_SOURCE PASSAGE_
• • •

# Trying to get started with some Old cameras



## OldSchoolCool (May 25, 2016)

Got some nice camera gear and i want to start taking pictures even though I don't know much about film or cameras in general. I have a lot of hand me down camera stuff but I need information regarding cleaning, operating, worthiness(would i even need it), and value. I have no idea where to start. I have some photos of my gear. Any help would be greatly appreciated.


----------



## vintagesnaps (May 25, 2016)

Looks like an old press camera or medium/large format camera - is it a Linhof? Cool.

Maybe try Film Photography Project | An Internet Radio Show & On-Line Resource for Film Shooters Worldwide. There's a guy thru them named Mat Marrash (yeah, one T) who does large format if you need to find a resource.


----------



## OldSchoolCool (May 25, 2016)

Basically, I want to know what I would need to get started. I also have much more camera stuff at home but these are the pictures i had saved.


----------



## OldSchoolCool (May 25, 2016)

• • •

(Annotated element listings)
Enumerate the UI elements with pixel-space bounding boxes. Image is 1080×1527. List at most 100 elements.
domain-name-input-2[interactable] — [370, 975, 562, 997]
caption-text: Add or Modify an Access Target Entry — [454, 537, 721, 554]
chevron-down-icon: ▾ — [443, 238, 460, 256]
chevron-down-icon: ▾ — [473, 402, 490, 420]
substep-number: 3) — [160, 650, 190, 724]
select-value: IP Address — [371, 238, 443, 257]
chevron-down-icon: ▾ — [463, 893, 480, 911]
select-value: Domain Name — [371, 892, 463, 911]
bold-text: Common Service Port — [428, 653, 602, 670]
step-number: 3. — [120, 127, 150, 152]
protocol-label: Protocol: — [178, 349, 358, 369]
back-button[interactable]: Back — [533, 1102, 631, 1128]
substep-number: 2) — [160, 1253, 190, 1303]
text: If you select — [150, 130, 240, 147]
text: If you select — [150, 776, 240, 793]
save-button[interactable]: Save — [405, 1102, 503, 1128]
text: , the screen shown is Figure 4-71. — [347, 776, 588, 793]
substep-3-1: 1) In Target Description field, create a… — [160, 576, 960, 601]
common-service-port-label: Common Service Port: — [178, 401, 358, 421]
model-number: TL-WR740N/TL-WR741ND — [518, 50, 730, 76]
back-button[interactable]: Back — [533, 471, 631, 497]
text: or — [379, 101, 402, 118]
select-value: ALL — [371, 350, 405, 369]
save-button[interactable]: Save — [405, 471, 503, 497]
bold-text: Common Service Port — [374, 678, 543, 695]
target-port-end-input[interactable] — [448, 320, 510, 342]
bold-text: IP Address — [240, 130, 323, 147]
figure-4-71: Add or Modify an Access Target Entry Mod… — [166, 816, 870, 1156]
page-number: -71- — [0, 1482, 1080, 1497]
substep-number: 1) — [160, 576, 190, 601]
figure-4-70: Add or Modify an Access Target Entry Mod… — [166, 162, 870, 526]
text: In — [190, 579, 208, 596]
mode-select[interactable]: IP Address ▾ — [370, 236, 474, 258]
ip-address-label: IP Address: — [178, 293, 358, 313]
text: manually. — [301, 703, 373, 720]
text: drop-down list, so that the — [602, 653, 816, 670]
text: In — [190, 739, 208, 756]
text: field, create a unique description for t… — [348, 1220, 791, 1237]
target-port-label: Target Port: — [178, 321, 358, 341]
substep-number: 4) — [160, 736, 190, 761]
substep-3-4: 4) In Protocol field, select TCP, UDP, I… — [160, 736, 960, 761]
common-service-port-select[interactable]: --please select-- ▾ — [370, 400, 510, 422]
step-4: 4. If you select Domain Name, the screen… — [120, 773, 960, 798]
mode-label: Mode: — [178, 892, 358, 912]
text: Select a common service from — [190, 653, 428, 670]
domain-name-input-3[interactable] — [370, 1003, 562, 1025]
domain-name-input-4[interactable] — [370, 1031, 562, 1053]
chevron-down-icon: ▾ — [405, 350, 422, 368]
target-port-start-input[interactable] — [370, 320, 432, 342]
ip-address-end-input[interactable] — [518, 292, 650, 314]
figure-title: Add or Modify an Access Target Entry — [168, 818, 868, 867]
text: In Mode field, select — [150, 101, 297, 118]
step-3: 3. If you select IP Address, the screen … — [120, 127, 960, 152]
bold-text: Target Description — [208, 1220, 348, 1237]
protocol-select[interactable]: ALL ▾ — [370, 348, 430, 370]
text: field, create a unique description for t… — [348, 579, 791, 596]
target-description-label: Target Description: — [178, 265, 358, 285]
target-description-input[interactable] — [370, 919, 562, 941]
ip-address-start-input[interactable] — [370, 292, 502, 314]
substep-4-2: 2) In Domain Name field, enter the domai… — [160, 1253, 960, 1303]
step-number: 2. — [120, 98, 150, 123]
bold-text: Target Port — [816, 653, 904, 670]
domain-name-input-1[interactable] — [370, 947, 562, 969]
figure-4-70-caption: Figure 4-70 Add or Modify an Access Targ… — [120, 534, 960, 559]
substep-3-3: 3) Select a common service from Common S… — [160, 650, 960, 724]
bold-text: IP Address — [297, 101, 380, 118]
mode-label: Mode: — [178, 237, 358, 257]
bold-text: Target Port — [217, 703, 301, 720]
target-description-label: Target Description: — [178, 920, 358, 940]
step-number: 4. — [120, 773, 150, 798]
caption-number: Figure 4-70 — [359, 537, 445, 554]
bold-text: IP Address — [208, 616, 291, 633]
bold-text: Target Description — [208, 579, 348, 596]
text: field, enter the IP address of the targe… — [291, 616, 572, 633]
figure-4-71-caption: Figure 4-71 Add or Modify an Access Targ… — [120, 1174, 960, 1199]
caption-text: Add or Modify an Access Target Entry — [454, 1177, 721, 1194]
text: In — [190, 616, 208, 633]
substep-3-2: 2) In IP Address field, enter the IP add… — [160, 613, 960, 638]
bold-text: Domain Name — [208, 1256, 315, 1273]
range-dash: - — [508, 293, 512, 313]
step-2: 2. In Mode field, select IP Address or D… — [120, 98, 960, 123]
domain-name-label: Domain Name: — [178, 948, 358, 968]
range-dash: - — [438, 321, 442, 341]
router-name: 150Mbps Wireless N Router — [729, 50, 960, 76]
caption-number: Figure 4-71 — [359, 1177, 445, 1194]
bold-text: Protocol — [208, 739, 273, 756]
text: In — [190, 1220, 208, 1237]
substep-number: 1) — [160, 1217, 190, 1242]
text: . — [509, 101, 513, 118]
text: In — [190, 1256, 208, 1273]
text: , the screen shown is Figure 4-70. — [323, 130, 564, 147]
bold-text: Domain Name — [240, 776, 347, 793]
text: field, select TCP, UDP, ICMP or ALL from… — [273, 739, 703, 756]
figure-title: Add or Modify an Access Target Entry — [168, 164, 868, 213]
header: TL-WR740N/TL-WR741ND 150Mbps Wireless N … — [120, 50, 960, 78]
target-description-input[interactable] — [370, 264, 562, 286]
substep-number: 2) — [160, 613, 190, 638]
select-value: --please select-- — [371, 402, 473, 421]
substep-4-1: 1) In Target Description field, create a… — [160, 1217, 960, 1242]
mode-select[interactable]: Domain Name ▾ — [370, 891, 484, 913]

• • •

_EXERCISE INSTRUCTIONS_
1 - In the camera forum thread, what brand does vintagesnaps guess the camera might be?
2 - Reproduce word for word everything in the camera forum thread from "## vintagesnaps (May" down to "i had saved.".

_TASK SOLUTIONS_
1 - A Linhof.

2 -
## vintagesnaps (May 25, 2016)

Looks like an old press camera or medium/large format camera - is it a Linhof? Cool.

Maybe try Film Photography Project | An Internet Radio Show & On-Line Resource for Film Shooters Worldwide. There's a guy thru them named Mat Marrash (yeah, one T) who does large format if you need to find a resource.


----------



## OldSchoolCool (May 25, 2016)

Basically, I want to know what I would need to get started. I also have much more camera stuff at home but these are the pictures i had saved.